◆ What is expected ◆
Lift out all lines below that contain "wind".
· · ·
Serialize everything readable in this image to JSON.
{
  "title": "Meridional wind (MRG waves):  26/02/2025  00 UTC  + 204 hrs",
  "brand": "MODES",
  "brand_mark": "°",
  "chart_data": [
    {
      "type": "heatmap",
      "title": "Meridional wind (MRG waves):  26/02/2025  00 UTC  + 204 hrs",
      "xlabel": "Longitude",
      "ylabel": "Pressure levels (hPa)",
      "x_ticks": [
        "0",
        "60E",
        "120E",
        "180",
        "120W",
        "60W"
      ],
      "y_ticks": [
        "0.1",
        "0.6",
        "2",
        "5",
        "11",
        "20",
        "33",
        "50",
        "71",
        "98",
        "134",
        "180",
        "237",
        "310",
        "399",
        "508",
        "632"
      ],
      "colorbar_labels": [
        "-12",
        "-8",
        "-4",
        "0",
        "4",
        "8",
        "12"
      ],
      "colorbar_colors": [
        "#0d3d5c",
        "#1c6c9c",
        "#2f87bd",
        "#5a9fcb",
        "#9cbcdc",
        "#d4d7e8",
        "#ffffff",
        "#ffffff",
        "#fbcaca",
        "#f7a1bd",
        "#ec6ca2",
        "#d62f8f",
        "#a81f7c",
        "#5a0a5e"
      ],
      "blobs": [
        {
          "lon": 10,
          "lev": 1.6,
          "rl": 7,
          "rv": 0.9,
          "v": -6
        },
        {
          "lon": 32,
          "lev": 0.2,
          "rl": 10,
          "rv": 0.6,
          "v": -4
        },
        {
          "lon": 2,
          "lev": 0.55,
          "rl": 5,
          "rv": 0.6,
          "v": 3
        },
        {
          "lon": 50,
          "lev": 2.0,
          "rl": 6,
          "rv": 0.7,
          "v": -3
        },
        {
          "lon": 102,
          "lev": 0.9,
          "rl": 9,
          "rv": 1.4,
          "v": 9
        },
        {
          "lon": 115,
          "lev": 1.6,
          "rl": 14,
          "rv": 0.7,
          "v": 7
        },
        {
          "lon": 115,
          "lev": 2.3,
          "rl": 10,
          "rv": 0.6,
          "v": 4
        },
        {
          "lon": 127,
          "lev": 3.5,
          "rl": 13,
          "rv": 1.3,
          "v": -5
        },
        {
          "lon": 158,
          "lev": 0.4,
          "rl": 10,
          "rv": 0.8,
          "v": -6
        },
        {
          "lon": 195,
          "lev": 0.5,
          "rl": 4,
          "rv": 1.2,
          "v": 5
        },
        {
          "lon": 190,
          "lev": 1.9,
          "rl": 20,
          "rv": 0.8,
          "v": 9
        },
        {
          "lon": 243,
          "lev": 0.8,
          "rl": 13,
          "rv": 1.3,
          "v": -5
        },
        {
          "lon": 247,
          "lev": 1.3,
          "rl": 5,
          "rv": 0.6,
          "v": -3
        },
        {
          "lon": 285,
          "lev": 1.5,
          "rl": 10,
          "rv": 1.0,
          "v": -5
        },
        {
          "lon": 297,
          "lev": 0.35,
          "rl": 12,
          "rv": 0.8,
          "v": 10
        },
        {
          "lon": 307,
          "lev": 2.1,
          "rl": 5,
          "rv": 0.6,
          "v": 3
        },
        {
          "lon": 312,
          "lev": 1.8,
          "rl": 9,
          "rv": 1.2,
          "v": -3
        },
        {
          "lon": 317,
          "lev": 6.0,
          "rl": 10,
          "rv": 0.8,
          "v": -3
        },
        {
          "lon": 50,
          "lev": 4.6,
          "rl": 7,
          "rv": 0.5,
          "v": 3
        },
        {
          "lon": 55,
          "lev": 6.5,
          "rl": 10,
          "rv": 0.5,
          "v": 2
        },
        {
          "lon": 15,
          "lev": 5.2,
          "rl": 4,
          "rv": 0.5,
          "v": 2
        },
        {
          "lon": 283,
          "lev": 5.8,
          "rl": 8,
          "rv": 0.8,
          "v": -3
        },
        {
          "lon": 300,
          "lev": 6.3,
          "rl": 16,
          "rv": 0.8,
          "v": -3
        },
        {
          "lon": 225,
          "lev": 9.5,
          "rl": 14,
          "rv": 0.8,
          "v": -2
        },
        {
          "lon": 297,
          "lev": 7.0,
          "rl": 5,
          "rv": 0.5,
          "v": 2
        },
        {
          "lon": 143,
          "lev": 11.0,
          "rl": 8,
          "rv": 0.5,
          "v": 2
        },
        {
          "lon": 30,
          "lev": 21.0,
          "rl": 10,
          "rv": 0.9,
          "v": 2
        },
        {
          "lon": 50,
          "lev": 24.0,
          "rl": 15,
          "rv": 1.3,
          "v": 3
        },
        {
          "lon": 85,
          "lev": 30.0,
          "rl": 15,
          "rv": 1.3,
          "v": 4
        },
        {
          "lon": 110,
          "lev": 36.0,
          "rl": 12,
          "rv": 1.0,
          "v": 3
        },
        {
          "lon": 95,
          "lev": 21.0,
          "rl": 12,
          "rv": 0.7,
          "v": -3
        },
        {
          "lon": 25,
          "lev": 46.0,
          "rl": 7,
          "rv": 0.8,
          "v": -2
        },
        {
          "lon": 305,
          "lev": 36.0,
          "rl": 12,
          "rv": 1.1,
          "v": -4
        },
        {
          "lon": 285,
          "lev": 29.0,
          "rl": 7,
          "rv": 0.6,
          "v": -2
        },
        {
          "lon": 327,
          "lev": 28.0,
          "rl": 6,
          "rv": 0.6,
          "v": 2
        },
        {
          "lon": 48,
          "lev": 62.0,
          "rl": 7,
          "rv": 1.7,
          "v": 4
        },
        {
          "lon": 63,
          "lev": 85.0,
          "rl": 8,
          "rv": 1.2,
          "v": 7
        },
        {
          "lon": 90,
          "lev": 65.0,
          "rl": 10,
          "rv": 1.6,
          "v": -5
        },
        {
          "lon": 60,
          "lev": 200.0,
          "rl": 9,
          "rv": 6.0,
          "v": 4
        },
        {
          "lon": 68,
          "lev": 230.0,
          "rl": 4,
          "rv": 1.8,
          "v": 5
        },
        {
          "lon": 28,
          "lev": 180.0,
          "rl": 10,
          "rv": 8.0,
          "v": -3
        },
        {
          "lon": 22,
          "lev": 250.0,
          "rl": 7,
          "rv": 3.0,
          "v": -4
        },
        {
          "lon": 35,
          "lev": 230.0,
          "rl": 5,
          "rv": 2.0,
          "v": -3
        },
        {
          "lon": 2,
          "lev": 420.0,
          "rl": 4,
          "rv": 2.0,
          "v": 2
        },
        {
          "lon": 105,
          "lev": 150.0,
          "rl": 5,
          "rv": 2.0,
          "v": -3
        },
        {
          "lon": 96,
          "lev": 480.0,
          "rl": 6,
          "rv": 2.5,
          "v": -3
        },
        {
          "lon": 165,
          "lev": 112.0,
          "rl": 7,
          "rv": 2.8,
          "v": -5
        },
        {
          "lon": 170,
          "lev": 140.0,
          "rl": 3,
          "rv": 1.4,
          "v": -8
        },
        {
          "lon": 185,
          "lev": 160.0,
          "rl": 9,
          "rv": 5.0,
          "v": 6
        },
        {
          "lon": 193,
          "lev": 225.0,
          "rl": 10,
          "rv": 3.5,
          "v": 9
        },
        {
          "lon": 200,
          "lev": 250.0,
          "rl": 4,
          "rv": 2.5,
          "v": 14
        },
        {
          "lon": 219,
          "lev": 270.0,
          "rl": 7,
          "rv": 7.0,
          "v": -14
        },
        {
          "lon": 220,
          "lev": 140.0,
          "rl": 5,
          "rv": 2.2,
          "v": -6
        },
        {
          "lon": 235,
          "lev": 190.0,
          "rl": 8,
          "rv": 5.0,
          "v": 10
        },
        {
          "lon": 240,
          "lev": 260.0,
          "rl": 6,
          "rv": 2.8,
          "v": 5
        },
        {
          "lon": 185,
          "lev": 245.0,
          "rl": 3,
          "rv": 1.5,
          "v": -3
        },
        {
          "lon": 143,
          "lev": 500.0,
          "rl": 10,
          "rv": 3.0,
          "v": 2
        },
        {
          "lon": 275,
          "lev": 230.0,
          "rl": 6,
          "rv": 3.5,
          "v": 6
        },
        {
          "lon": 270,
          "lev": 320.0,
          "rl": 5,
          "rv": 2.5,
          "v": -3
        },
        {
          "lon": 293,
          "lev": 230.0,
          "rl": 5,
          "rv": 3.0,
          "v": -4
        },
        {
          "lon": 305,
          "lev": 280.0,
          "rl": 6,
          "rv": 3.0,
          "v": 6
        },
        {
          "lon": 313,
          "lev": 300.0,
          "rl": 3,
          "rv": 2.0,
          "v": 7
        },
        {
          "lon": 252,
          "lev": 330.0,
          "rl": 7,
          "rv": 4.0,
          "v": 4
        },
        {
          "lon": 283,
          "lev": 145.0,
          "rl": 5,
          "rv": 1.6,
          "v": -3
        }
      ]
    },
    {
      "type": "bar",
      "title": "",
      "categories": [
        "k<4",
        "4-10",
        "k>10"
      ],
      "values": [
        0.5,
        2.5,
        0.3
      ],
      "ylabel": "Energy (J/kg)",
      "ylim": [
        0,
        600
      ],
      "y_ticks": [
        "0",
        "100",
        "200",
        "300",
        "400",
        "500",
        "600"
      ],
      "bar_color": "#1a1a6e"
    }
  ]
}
· · ·
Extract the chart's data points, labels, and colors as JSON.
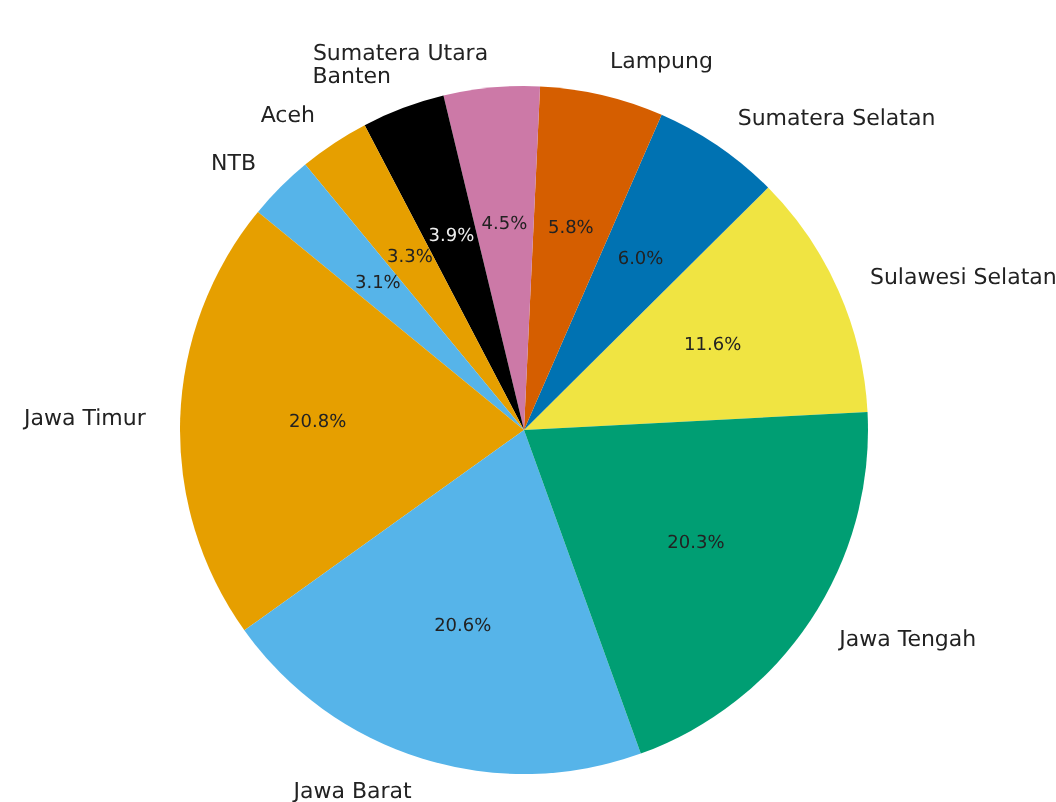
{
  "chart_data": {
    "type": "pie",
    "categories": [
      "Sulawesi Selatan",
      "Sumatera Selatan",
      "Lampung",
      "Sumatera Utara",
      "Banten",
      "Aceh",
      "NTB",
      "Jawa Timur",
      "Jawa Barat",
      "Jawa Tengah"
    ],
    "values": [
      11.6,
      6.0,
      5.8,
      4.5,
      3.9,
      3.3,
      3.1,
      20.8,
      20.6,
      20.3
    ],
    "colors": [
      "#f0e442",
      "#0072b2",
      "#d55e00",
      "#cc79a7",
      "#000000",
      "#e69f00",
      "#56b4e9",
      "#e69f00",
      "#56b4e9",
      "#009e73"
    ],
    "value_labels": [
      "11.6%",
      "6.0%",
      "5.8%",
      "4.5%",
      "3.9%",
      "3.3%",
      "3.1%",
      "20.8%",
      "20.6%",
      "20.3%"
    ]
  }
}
· · ·
◆ Output for this task ◆
  "title": "Meridional wind (MRG waves):  26/02/2025  00 UTC  + 204 hrs",
      "title": "Meridional wind (MRG waves):  26/02/2025  00 UTC  + 204 hrs",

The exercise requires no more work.